• Consigne A
Recopiez fidèlement le passage du texte sur l'élection présidentielle camerounaise de 1984, en commençant par « I. UNE CONSULTATION » et en allant jusqu'à « d'une élection démocratique. ».
• Consigne B
D'après le texte sur l'élection présidentielle camerounaise de 1984, en quelle année l'élection présidentielle devait-elle se tenir aux termes de la réforme constitutionnelle du 9 juin 1979 ?

• Section du texte
• • • • • • •

Comme Ahmadou Ahidjo en 1958, l'actuel chef d'État du Cameroun, M. Paul Biya, n'est pas arrivé au pouvoir par la volonté des Camerounais, c'est-à-dire à la suite d'une victoire électorale, mais en vertu d'une nomination. Celle faite par son patron bien-aimé, le président El Hadj Ahmadou Ahidjo, alors « Leader charismatique, providentiel et infaillible... ».

Voilà le contexte dans lequel il convient de placer les « élections » présidentielles anticipées du 14 janvier 1984, et la candidature de l'O.C.L.D. (Organisation Camerounaise de Lutte pour la Démocratie).

I. UNE CONSULTATION INOPPORTUNE, DICTÉE PAR DES CALCULS PERSONNELS

A quelle urgence, à quelle nécessité nationale répondait l'« élection » présidentielle anticipée de 1984 ? A quel problème d'intérêt général cette consultation, organisée sur le modèle des tricheries auxquelles Ahmadou Ahidjo avait réduit l'élection chez nous, a-t-elle constitué une réponse ?

A ces questions, les événements postérieurs à la farce électorale de janvier 84 ont été la réponse la plus éloquente, à commencer par le putsch sanglant du 6 avril 1984.

Aux termes de la réforme constitutionnelle du 9 juin 1979, l'élection présidentielle devait avoir lieu en 1985, Ahidjo ayant été « élu » en 1980, son successeur, Paul Biya, disposait ainsi de trois longues années pour procéder aux réformes politiques, électorales et autres, qui auraient donné à la consultation de 1985, le caractère d'une élection démocratique.

Ce sont ces réformes, destinées à défaire l'écheveau d'archaïsme tissé par Ahidjo, qu'attendait la grande majorité des Camerounais de tous bords. Leur réalisation aurait non seulement rendu au peuple sa souveraineté confisquée, mais aussi donné à Paul Biya la stature d'un leader national et la dimension d'un homme d'État.

• • • • • • •

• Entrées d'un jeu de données
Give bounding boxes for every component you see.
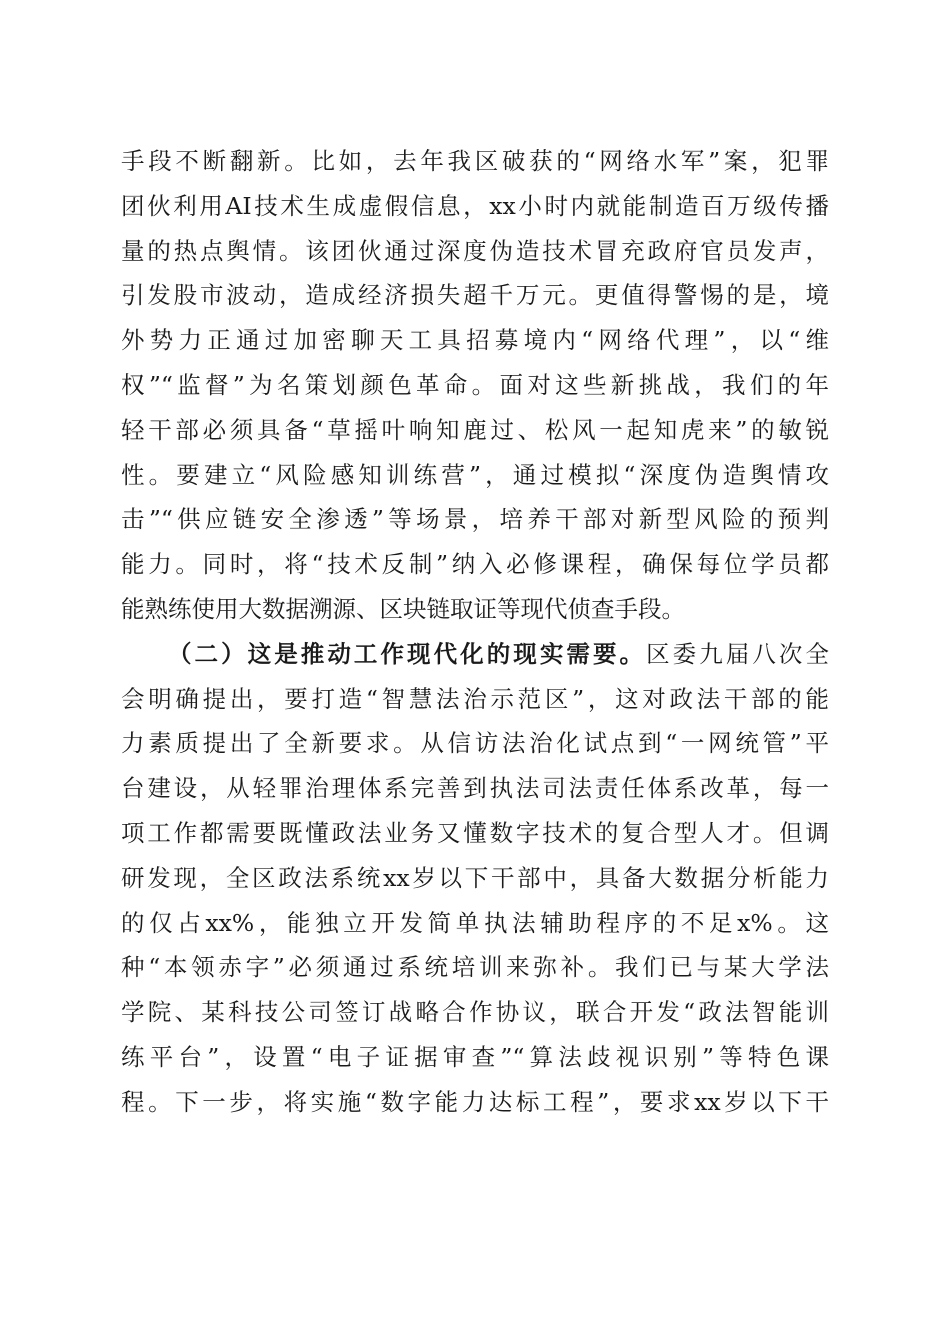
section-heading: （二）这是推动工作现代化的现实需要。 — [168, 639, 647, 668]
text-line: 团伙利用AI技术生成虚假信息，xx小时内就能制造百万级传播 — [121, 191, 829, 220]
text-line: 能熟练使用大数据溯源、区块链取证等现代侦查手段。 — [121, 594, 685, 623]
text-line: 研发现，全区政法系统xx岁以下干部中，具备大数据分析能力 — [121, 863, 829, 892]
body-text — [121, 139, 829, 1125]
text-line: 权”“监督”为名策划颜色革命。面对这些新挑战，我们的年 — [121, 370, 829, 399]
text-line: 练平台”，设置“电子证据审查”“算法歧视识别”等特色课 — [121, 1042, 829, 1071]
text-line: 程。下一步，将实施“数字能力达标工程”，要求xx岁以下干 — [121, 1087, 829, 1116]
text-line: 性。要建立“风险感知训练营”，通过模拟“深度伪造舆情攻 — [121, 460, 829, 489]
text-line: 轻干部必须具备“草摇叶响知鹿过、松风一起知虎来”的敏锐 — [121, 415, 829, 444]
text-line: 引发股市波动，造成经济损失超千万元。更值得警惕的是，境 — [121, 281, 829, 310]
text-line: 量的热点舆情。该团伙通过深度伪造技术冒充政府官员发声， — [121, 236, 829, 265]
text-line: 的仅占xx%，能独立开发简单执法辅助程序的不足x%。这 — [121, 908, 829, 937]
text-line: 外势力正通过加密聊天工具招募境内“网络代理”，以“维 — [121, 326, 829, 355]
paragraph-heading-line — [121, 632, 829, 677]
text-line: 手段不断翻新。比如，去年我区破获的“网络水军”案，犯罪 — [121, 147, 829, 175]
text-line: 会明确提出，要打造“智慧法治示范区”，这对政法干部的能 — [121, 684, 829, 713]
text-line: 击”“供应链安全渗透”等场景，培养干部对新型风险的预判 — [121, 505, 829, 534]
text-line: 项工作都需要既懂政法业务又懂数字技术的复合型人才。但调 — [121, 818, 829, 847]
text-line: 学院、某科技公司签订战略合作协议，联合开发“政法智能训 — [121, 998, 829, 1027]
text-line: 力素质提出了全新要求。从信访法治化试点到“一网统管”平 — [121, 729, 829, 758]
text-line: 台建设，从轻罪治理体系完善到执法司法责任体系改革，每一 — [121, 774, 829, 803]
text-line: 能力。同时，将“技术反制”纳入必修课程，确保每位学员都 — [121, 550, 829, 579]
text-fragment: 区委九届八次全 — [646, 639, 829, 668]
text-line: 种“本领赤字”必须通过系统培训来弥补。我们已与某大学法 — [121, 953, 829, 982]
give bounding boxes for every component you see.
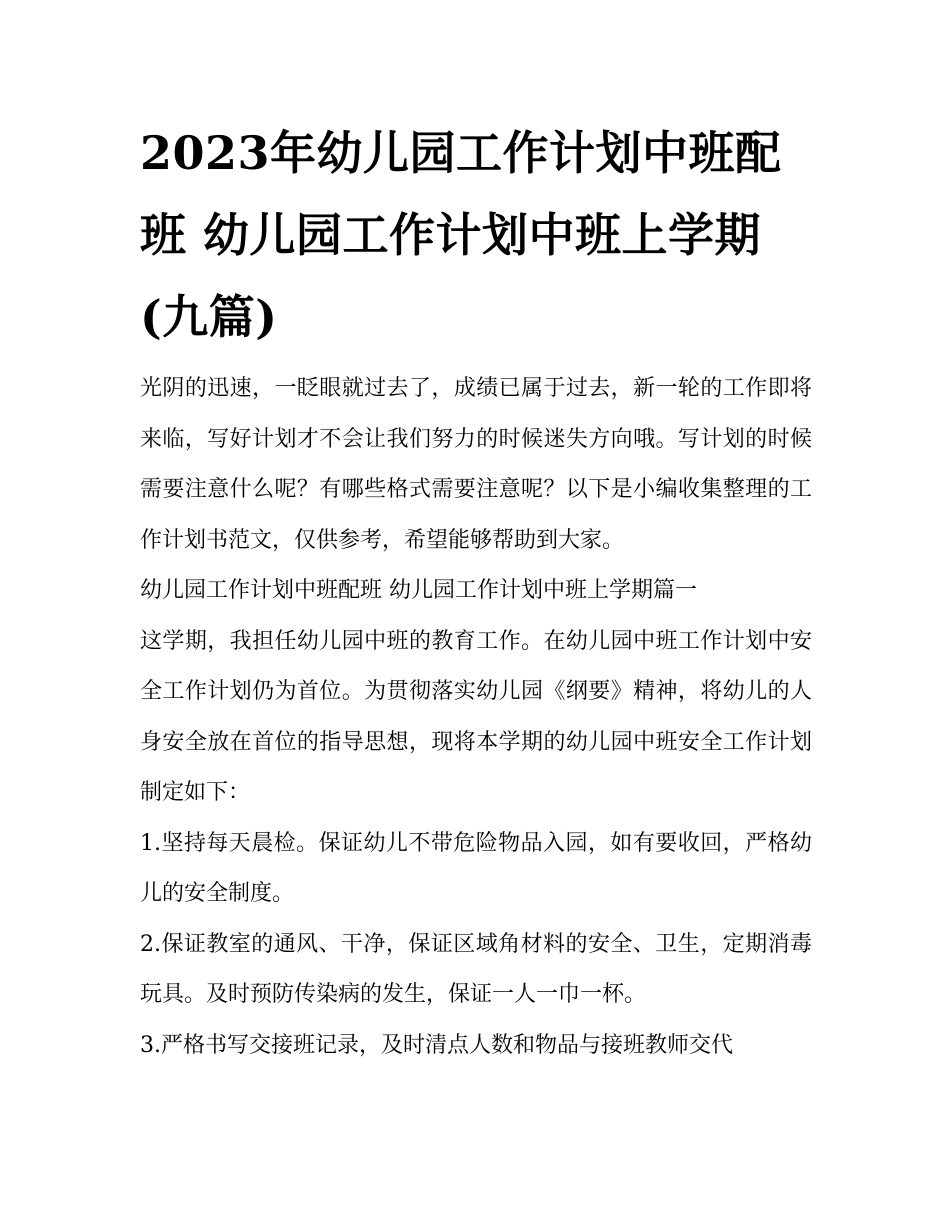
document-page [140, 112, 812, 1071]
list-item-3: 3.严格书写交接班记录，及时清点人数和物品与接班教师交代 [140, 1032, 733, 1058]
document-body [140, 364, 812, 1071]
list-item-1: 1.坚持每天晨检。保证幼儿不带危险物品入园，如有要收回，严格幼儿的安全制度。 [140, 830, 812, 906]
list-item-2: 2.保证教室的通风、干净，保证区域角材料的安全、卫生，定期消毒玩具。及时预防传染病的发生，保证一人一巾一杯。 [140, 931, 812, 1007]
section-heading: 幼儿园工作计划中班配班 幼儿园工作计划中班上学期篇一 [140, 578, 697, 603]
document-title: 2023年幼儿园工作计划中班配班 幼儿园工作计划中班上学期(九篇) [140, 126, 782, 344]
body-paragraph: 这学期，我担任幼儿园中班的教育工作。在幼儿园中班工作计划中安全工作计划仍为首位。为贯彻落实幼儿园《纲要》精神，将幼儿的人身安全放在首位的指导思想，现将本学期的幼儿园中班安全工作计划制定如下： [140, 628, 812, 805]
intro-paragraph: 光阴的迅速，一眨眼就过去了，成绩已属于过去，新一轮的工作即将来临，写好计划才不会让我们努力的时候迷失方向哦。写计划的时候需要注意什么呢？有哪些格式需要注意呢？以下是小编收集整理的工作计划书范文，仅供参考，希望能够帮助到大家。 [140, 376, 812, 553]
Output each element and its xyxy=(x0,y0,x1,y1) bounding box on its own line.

• • • • • • •

• Réponse rédigée A
I. UNE CONSULTATION INOPPORTUNE, DICTÉE PAR DES CALCULS PERSONNELS

A quelle urgence, à quelle nécessité nationale répondait l'« élection » présidentielle anticipée de 1984 ? A quel problème d'intérêt général cette consultation, organisée sur le modèle des tricheries auxquelles Ahmadou Ahidjo avait réduit l'élection chez nous, a-t-elle constitué une réponse ?

A ces questions, les événements postérieurs à la farce électorale de janvier 84 ont été la réponse la plus éloquente, à commencer par le putsch sanglant du 6 avril 1984.

Aux termes de la réforme constitutionnelle du 9 juin 1979, l'élection présidentielle devait avoir lieu en 1985, Ahidjo ayant été « élu » en 1980, son successeur, Paul Biya, disposait ainsi de trois longues années pour procéder aux réformes politiques, électorales et autres, qui auraient donné à la consultation de 1985, le caractère d'une élection démocratique.

• Réponse rédigée B
Elle devait se tenir en 1985.